== QUOTED PASSAGE ==
Share your dilemmas and get honest opinions from other Mumsnetters.

Aibu to expect relative to sleep on the sofa for a night

345 replies

Helpneededbyanoutsider · 17/12/2020 23:22

Hi, just want outsiders opinions. Obviously xmas is coming up and me and my bf, sister and her bf and mum and dad are meeting up as the 3 bubbles that are allowed.
We are meeting up at our parents house which is a 3 bed terrace house. 2 doubles, one single. I still live at home (I’m the youngest) and live in the second double (upgraded from the shoe box room when my sister moved out earlier this year), our parents in the other.
My sister hasn’t seen us a lot this year because of covid so we’re all excited to see her and her bf.

She has now made a fuss about not coming over because of not having her old room and the double bed in it (which i brought) to sleep on during her two night (max) stay. They live an hour and a half away -60 miles one way.

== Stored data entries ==

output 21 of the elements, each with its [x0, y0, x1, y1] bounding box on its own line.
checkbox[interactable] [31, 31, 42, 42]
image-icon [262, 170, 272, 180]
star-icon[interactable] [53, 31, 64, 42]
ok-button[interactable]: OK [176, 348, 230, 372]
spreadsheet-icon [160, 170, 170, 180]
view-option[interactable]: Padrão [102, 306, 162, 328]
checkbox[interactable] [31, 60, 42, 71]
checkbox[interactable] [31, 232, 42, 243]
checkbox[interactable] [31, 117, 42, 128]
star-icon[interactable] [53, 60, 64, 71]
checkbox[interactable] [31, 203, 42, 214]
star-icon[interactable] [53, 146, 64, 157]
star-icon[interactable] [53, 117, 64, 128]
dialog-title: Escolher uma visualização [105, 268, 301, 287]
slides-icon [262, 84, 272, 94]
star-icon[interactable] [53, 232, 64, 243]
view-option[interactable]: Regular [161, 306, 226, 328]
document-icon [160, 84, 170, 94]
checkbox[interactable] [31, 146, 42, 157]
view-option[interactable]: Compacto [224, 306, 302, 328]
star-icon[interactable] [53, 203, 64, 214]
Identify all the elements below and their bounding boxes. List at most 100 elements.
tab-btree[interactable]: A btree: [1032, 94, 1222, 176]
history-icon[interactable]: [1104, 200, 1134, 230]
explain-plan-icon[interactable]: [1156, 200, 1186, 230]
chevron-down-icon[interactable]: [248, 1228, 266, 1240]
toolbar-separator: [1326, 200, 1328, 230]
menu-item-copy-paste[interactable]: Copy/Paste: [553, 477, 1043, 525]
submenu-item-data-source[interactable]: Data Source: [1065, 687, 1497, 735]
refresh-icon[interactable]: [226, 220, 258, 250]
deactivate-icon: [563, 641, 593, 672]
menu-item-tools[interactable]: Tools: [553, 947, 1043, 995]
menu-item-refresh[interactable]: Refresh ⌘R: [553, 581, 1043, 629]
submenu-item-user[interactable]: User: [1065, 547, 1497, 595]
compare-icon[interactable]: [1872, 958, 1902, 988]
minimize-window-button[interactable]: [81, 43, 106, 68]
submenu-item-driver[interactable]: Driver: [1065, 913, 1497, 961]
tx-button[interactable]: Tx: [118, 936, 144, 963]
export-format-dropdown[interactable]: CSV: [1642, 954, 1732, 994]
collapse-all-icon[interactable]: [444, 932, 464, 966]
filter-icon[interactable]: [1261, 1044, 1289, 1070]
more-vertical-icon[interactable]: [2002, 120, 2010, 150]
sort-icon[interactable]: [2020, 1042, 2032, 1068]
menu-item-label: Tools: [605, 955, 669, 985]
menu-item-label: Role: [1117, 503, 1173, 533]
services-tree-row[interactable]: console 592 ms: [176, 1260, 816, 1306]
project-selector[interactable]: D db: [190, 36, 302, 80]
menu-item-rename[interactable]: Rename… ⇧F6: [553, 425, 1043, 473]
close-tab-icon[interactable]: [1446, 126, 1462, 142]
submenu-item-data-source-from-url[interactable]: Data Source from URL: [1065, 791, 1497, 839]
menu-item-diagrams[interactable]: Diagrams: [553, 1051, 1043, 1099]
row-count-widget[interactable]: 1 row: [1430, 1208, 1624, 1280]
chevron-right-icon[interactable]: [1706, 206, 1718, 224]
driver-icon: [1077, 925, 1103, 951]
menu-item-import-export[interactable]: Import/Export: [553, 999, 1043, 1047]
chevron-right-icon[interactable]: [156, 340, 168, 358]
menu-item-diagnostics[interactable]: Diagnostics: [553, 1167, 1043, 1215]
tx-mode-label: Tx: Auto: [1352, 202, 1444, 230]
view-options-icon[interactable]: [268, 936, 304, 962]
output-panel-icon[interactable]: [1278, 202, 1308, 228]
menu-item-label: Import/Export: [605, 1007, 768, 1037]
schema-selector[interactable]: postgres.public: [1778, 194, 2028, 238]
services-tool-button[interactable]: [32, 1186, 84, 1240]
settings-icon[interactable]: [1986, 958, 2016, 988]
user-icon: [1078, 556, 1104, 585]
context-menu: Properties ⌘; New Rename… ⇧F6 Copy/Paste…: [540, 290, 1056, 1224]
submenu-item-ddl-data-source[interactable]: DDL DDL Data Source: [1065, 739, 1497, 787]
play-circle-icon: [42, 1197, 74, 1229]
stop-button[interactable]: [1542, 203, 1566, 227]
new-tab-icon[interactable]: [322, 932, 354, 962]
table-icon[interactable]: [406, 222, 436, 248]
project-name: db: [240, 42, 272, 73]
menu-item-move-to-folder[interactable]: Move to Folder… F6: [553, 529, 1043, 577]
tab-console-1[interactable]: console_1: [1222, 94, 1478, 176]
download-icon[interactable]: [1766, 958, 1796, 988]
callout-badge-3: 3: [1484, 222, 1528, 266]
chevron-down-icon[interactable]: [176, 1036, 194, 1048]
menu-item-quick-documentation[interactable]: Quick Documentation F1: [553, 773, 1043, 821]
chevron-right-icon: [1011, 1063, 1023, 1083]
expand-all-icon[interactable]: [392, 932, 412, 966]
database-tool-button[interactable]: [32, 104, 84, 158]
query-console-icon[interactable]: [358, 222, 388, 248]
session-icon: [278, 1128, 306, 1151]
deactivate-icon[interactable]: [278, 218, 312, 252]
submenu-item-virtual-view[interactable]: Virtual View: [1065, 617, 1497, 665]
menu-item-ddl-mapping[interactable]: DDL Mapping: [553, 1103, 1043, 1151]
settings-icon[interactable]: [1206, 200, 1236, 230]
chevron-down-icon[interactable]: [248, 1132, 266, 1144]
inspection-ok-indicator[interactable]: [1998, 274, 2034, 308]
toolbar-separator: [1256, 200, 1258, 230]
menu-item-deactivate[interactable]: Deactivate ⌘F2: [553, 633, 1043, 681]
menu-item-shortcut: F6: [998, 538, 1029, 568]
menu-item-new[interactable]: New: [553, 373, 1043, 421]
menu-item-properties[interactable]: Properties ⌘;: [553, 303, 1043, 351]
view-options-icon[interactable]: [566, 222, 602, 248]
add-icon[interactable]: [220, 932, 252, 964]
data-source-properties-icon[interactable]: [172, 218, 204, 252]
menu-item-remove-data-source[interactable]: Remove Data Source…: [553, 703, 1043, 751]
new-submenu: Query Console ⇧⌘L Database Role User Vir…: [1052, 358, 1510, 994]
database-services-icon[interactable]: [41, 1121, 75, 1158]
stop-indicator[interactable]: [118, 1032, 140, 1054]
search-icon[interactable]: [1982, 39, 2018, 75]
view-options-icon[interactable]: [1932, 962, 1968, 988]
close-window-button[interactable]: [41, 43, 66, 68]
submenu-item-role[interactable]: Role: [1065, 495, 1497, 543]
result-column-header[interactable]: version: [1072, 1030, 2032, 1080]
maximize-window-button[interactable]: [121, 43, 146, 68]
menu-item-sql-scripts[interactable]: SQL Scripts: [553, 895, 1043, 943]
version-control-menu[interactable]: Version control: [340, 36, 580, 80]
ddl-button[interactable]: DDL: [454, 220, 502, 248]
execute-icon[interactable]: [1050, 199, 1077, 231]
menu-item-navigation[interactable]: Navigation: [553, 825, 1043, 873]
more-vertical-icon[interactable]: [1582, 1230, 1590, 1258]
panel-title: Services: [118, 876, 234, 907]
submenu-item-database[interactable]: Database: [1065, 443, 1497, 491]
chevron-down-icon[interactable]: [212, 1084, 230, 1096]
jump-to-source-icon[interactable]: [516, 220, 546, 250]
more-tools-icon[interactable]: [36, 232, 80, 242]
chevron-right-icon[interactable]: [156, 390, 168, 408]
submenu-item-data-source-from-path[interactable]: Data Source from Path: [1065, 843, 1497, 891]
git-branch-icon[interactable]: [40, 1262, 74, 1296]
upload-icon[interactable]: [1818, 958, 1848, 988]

== QUESTIONS TO ANSWER ==
A. State whether each statement agrees with the forum post, answering yes or no and quoting the words that decide it. (i) The poster still lives at the parents' house. (ii) The parents' house has four bedrooms. (iii) The sister's stay is planned for up to three nights.
B. According to the forum post, when did the sister move out of the parents' house?
The material is separate from the forum post and is unrelated to it.

== SOLUTIONS BY TASK ==
A.
(i) Yes: "I still live at home (I’m the youngest)"
(ii) No: "a 3 bed terrace house"
(iii) No: "her two night (max) stay"

B. Earlier this year.